Would you quote every entry exactly, dropping only the pictures?

____

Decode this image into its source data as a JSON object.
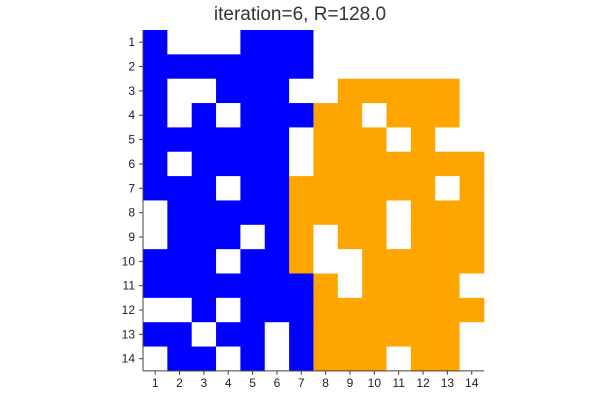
{
  "chart_data": {
    "type": "heatmap",
    "title": "iteration=6, R=128.0",
    "xlabel": "",
    "ylabel": "",
    "x_ticks": [
      "1",
      "2",
      "3",
      "4",
      "5",
      "6",
      "7",
      "8",
      "9",
      "10",
      "11",
      "12",
      "13",
      "14"
    ],
    "y_ticks": [
      "1",
      "2",
      "3",
      "4",
      "5",
      "6",
      "7",
      "8",
      "9",
      "10",
      "11",
      "12",
      "13",
      "14"
    ],
    "colors": {
      "B": "#0000ff",
      "O": "#ffa500",
      "W": "#ffffff"
    },
    "legend": {
      "B": "blue",
      "O": "orange",
      "W": "empty"
    },
    "grid": false,
    "rows": [
      "BWWWBBBWWWWWWW",
      "BBBBBBBWWWWWWW",
      "BWWBBBWWOOOOOW",
      "BWBWBBBOOWOOOW",
      "BBBBBBWOOOWOWW",
      "BWBBBBWOOOOOOO",
      "BBBWBBOOOOOOWO",
      "WBBBBBOOOOWOOO",
      "WBBBWBOWOOWOOO",
      "BBBWBBOWWOOOOO",
      "BBBBBBBOWOOOOW",
      "WWBWBBBOOOOOOO",
      "BBWBBWBOOOOOOW",
      "WBBWBWBOOOWOOW"
    ]
  }
}
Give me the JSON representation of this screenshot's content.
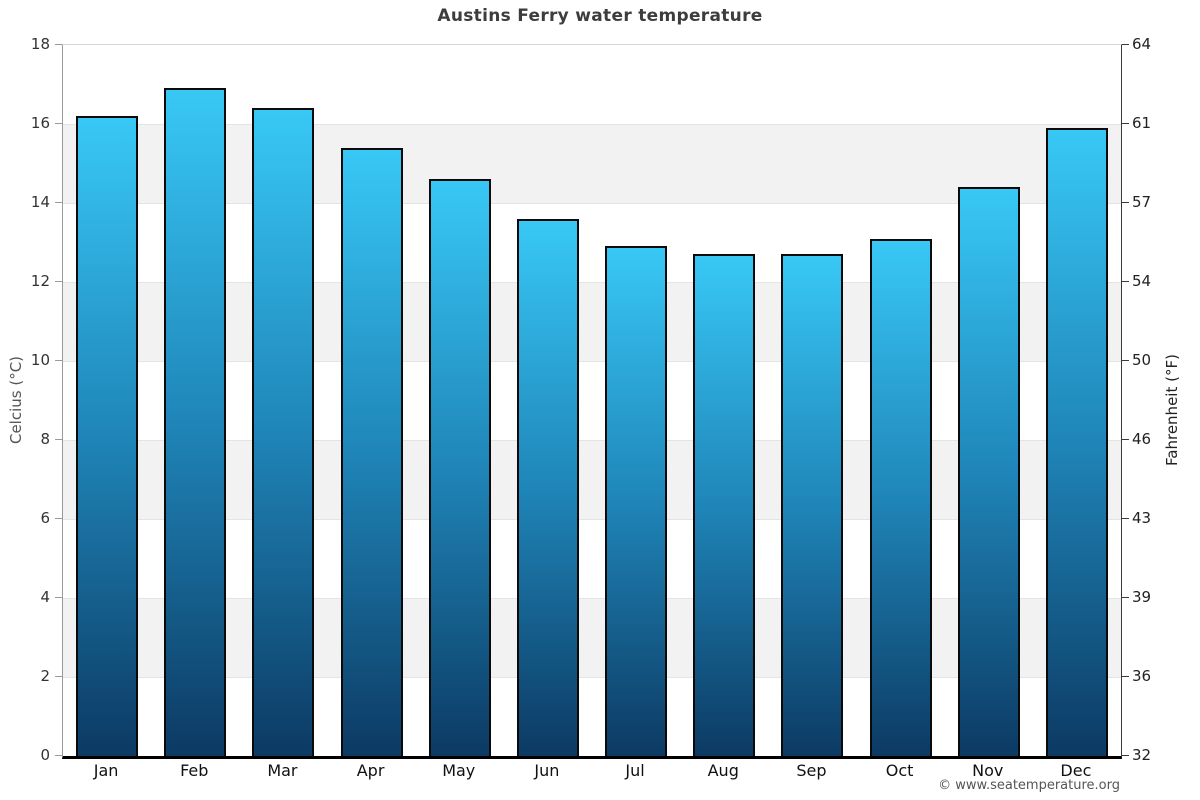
{
  "chart_data": {
    "type": "bar",
    "title": "Austins Ferry water temperature",
    "categories": [
      "Jan",
      "Feb",
      "Mar",
      "Apr",
      "May",
      "Jun",
      "Jul",
      "Aug",
      "Sep",
      "Oct",
      "Nov",
      "Dec"
    ],
    "values": [
      16.2,
      16.9,
      16.4,
      15.4,
      14.6,
      13.6,
      12.9,
      12.7,
      12.7,
      13.1,
      14.4,
      15.9
    ],
    "ylabel_left": "Celcius (°C)",
    "ylabel_right": "Fahrenheit (°F)",
    "ylim_celsius": [
      0,
      18
    ],
    "celsius_ticks": [
      0,
      2,
      4,
      6,
      8,
      10,
      12,
      14,
      16,
      18
    ],
    "fahrenheit_tick_labels": [
      "32",
      "36",
      "39",
      "43",
      "46",
      "50",
      "54",
      "57",
      "61",
      "64"
    ],
    "shaded_bands_celsius": [
      [
        14,
        16
      ],
      [
        10,
        12
      ],
      [
        6,
        8
      ],
      [
        2,
        4
      ]
    ],
    "grid": true,
    "legend": "none",
    "colors": {
      "bar_gradient_top": "#38c8f5",
      "bar_gradient_mid": "#1f85b8",
      "bar_gradient_bottom": "#0c3a63",
      "bar_border": "#0a0a0a",
      "band_fill": "#f2f2f2",
      "gridline": "#e4e4e4",
      "left_tick": "#9a9a9a",
      "right_tick": "#3a3a3a"
    }
  },
  "footer": {
    "text": "© www.seatemperature.org"
  }
}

____

### Correct result
Decode this image into its source data as a JSON object.
{
  "chart_data": {
    "type": "heatmap",
    "title": "iteration=6, R=128.0",
    "xlabel": "",
    "ylabel": "",
    "x_ticks": [
      "1",
      "2",
      "3",
      "4",
      "5",
      "6",
      "7",
      "8",
      "9",
      "10",
      "11",
      "12",
      "13",
      "14"
    ],
    "y_ticks": [
      "1",
      "2",
      "3",
      "4",
      "5",
      "6",
      "7",
      "8",
      "9",
      "10",
      "11",
      "12",
      "13",
      "14"
    ],
    "colors": {
      "B": "#0000ff",
      "O": "#ffa500",
      "W": "#ffffff"
    },
    "legend": {
      "B": "blue",
      "O": "orange",
      "W": "empty"
    },
    "grid": false,
    "rows": [
      "BWWWBBBWWWWWWW",
      "BBBBBBBWWWWWWW",
      "BWWBBBWWOOOOOW",
      "BWBWBBBOOWOOOW",
      "BBBBBBWOOOWOWW",
      "BWBBBBWOOOOOOO",
      "BBBWBBOOOOOOWO",
      "WBBBBBOOOOWOOO",
      "WBBBWBOWOOWOOO",
      "BBBWBBOWWOOOOO",
      "BBBBBBBOWOOOOW",
      "WWBWBBBOOOOOOO",
      "BBWBBWBOOOOOOW",
      "WBBWBWBOOOWOOW"
    ]
  }
}
Give me the JSON representation of this screenshot's content.
{
  "chart_data": {
    "type": "bar",
    "title": "Austins Ferry water temperature",
    "categories": [
      "Jan",
      "Feb",
      "Mar",
      "Apr",
      "May",
      "Jun",
      "Jul",
      "Aug",
      "Sep",
      "Oct",
      "Nov",
      "Dec"
    ],
    "values": [
      16.2,
      16.9,
      16.4,
      15.4,
      14.6,
      13.6,
      12.9,
      12.7,
      12.7,
      13.1,
      14.4,
      15.9
    ],
    "ylabel_left": "Celcius (°C)",
    "ylabel_right": "Fahrenheit (°F)",
    "ylim_celsius": [
      0,
      18
    ],
    "celsius_ticks": [
      0,
      2,
      4,
      6,
      8,
      10,
      12,
      14,
      16,
      18
    ],
    "fahrenheit_tick_labels": [
      "32",
      "36",
      "39",
      "43",
      "46",
      "50",
      "54",
      "57",
      "61",
      "64"
    ],
    "shaded_bands_celsius": [
      [
        14,
        16
      ],
      [
        10,
        12
      ],
      [
        6,
        8
      ],
      [
        2,
        4
      ]
    ],
    "grid": true,
    "legend": "none",
    "colors": {
      "bar_gradient_top": "#38c8f5",
      "bar_gradient_mid": "#1f85b8",
      "bar_gradient_bottom": "#0c3a63",
      "bar_border": "#0a0a0a",
      "band_fill": "#f2f2f2",
      "gridline": "#e4e4e4",
      "left_tick": "#9a9a9a",
      "right_tick": "#3a3a3a"
    }
  },
  "footer": {
    "text": "© www.seatemperature.org"
  }
}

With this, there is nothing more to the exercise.